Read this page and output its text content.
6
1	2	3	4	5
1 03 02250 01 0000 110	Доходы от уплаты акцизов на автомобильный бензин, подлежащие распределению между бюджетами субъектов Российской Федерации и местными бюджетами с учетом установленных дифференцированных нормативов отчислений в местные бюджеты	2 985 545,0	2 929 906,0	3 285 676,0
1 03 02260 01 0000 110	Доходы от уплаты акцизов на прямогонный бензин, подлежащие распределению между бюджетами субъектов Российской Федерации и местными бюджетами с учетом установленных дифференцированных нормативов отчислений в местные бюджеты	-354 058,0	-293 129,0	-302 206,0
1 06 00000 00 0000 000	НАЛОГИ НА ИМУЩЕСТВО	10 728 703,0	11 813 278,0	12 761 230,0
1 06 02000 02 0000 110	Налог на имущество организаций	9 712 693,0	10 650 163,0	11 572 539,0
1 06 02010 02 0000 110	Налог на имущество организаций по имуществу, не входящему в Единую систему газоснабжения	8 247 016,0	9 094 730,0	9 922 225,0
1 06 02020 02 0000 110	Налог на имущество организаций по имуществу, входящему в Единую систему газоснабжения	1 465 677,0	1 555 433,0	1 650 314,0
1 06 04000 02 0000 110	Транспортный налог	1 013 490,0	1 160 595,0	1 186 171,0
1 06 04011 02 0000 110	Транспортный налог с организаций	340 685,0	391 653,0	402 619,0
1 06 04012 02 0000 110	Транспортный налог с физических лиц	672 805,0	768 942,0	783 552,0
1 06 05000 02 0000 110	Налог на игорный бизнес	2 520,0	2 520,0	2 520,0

• • • • •

▶ _Task to complete_:
Take every line that includes the string "распределению" and copy it.

▶ _Output below_:
1 03 02250 01 0000 110	Доходы от уплаты акцизов на автомобильный бензин, подлежащие распределению между бюджетами субъектов Российской Федерации и местными бюджетами с учетом установленных дифференцированных нормативов отчислений в местные бюджеты	2 985 545,0	2 929 906,0	3 285 676,0
1 03 02260 01 0000 110	Доходы от уплаты акцизов на прямогонный бензин, подлежащие распределению между бюджетами субъектов Российской Федерации и местными бюджетами с учетом установленных дифференцированных нормативов отчислений в местные бюджеты	-354 058,0	-293 129,0	-302 206,0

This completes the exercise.